[Dataset items]
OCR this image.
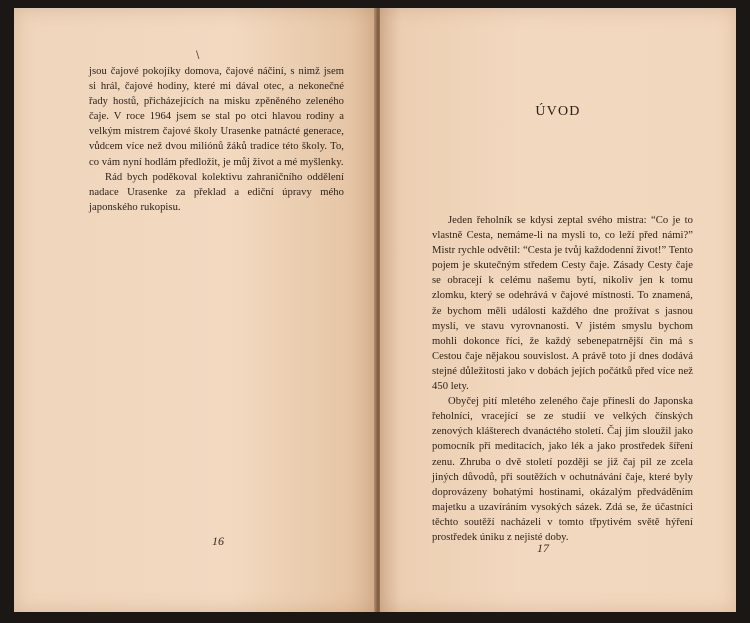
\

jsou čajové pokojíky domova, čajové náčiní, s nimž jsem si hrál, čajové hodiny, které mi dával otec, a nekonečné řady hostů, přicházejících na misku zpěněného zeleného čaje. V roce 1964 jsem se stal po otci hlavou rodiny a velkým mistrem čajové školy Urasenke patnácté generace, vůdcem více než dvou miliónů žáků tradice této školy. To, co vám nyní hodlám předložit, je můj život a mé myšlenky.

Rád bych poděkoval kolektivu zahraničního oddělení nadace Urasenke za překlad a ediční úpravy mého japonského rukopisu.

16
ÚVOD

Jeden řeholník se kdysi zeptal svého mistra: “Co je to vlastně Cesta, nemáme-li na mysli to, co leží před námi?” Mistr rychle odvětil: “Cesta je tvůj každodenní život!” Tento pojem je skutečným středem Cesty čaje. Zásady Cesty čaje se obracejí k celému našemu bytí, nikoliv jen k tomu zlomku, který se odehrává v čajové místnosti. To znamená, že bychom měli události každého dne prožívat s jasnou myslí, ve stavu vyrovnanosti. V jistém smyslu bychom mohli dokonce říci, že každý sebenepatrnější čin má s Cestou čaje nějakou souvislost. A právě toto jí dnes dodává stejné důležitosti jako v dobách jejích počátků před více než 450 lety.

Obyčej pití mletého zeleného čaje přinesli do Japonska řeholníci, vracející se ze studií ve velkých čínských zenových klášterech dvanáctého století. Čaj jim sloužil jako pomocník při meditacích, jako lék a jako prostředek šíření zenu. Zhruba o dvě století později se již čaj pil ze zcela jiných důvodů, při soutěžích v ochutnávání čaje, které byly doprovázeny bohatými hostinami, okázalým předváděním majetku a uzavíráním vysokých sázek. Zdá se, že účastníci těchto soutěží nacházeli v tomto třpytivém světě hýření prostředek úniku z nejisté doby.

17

* **AIM OF THE EXERCISE**
Please write out all of the material above without changing a word, and omit any pictures.

* **REPLY TO THE EXERCISE**
OCR this image.
\

jsou čajové pokojíky domova, čajové náčiní, s nimž jsem si hrál, čajové hodiny, které mi dával otec, a nekonečné řady hostů, přicházejících na misku zpěněného zeleného čaje. V roce 1964 jsem se stal po otci hlavou rodiny a velkým mistrem čajové školy Urasenke patnácté generace, vůdcem více než dvou miliónů žáků tradice této školy. To, co vám nyní hodlám předložit, je můj život a mé myšlenky.

Rád bych poděkoval kolektivu zahraničního oddělení nadace Urasenke za překlad a ediční úpravy mého japonského rukopisu.

16
ÚVOD

Jeden řeholník se kdysi zeptal svého mistra: “Co je to vlastně Cesta, nemáme-li na mysli to, co leží před námi?” Mistr rychle odvětil: “Cesta je tvůj každodenní život!” Tento pojem je skutečným středem Cesty čaje. Zásady Cesty čaje se obracejí k celému našemu bytí, nikoliv jen k tomu zlomku, který se odehrává v čajové místnosti. To znamená, že bychom měli události každého dne prožívat s jasnou myslí, ve stavu vyrovnanosti. V jistém smyslu bychom mohli dokonce říci, že každý sebenepatrnější čin má s Cestou čaje nějakou souvislost. A právě toto jí dnes dodává stejné důležitosti jako v dobách jejích počátků před více než 450 lety.

Obyčej pití mletého zeleného čaje přinesli do Japonska řeholníci, vracející se ze studií ve velkých čínských zenových klášterech dvanáctého století. Čaj jim sloužil jako pomocník při meditacích, jako lék a jako prostředek šíření zenu. Zhruba o dvě století později se již čaj pil ze zcela jiných důvodů, při soutěžích v ochutnávání čaje, které byly doprovázeny bohatými hostinami, okázalým předváděním majetku a uzavíráním vysokých sázek. Zdá se, že účastníci těchto soutěží nacházeli v tomto třpytivém světě hýření prostředek úniku z nejisté doby.

17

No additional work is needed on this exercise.